* Objective *
Determine the number of lines in the listing below where the string "摆正位置" occurs; answer with the number alone.

##########

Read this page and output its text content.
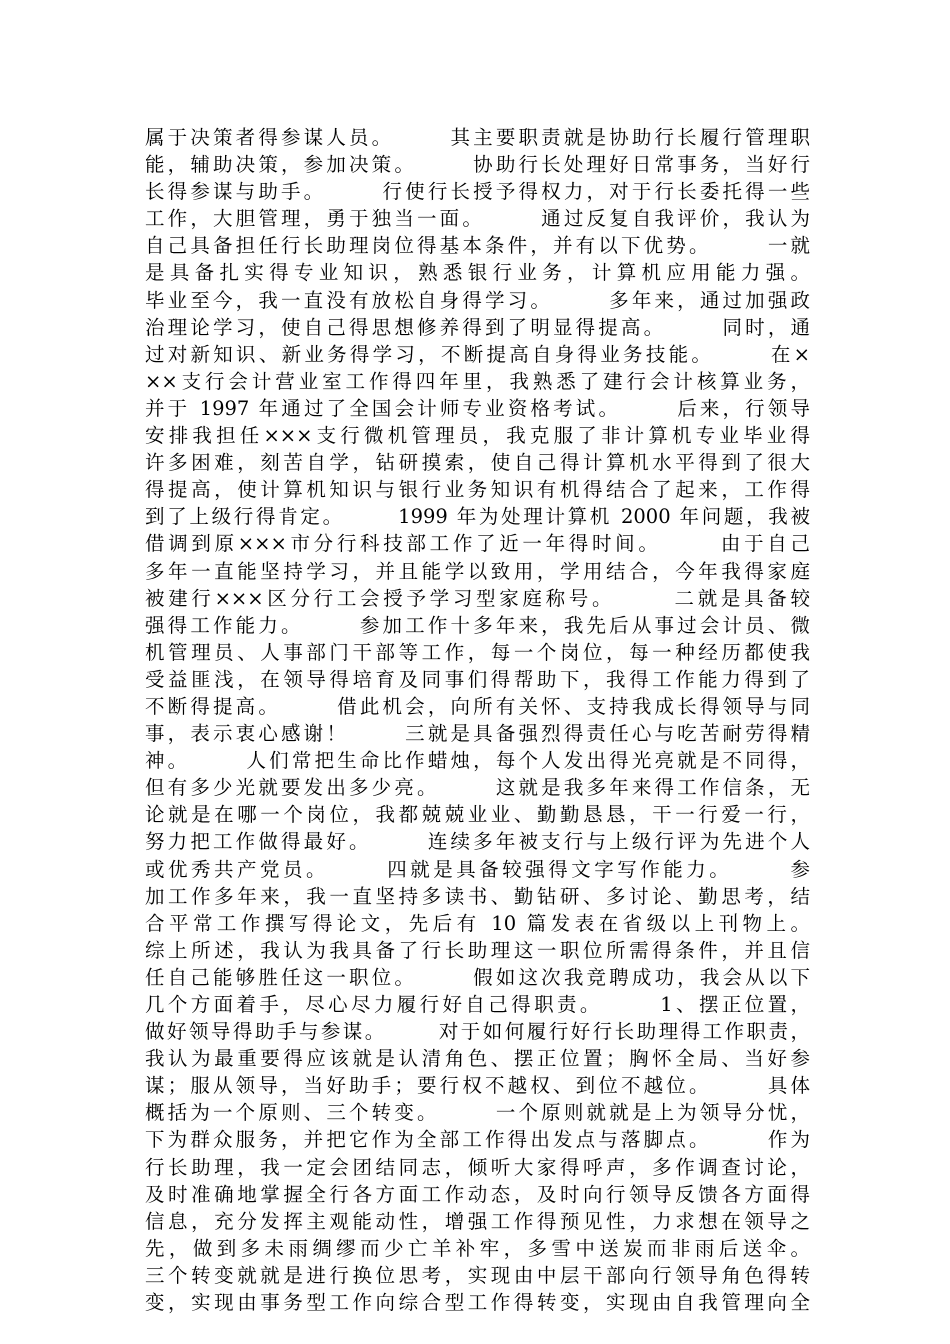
属于决策者得参谋人员。      其主要职责就是协助行长履行管理职
能，辅助决策，参加决策。      协助行长处理好日常事务，当好行
长得参谋与助手。      行使行长授予得权力，对于行长委托得一些
工作，大胆管理，勇于独当一面。      通过反复自我评价，我认为
自己具备担任行长助理岗位得基本条件，并有以下优势。      一就
是具备扎实得专业知识，熟悉银行业务，计算机应用能力强。
毕业至今，我一直没有放松自身得学习。      多年来，通过加强政
治理论学习，使自己得思想修养得到了明显得提高。      同时，通
过对新知识、新业务得学习，不断提高自身得业务技能。      在×
××支行会计营业室工作得四年里，我熟悉了建行会计核算业务，
并于 1997 年通过了全国会计师专业资格考试。      后来，行领导
安排我担任×××支行微机管理员，我克服了非计算机专业毕业得
许多困难，刻苦自学，钻研摸索，使自己得计算机水平得到了很大
得提高，使计算机知识与银行业务知识有机得结合了起来，工作得
到了上级行得肯定。      1999 年为处理计算机 2000 年问题，我被
借调到原×××市分行科技部工作了近一年得时间。      由于自己
多年一直能坚持学习，并且能学以致用，学用结合，今年我得家庭
被建行×××区分行工会授予学习型家庭称号。      二就是具备较
强得工作能力。      参加工作十多年来，我先后从事过会计员、微
机管理员、人事部门干部等工作，每一个岗位，每一种经历都使我
受益匪浅，在领导得培育及同事们得帮助下，我得工作能力得到了
不断得提高。      借此机会，向所有关怀、支持我成长得领导与同
事，表示衷心感谢！      三就是具备强烈得责任心与吃苦耐劳得精
神。      人们常把生命比作蜡烛，每个人发出得光亮就是不同得，
但有多少光就要发出多少亮。      这就是我多年来得工作信条，无
论就是在哪一个岗位，我都兢兢业业、勤勤恳恳，干一行爱一行，
努力把工作做得最好。      连续多年被支行与上级行评为先进个人
或优秀共产党员。      四就是具备较强得文字写作能力。      参
加工作多年来，我一直坚持多读书、勤钻研、多讨论、勤思考，结
合平常工作撰写得论文，先后有 10 篇发表在省级以上刊物上。
综上所述，我认为我具备了行长助理这一职位所需得条件，并且信
任自己能够胜任这一职位。      假如这次我竞聘成功，我会从以下
几个方面着手，尽心尽力履行好自己得职责。      1、摆正位置，
做好领导得助手与参谋。      对于如何履行好行长助理得工作职责，
我认为最重要得应该就是认清角色、摆正位置；胸怀全局、当好参
谋；服从领导，当好助手；要行权不越权、到位不越位。      具体
概括为一个原则、三个转变。      一个原则就就是上为领导分忧，
下为群众服务，并把它作为全部工作得出发点与落脚点。      作为
行长助理，我一定会团结同志，倾听大家得呼声，多作调查讨论，
及时准确地掌握全行各方面工作动态，及时向行领导反馈各方面得
信息，充分发挥主观能动性，增强工作得预见性，力求想在领导之
先，做到多未雨绸缪而少亡羊补牢，多雪中送炭而非雨后送伞。
三个转变就就是进行换位思考，实现由中层干部向行领导角色得转
变，实现由事务型工作向综合型工作得转变，实现由自我管理向全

##########

* Answer below *
2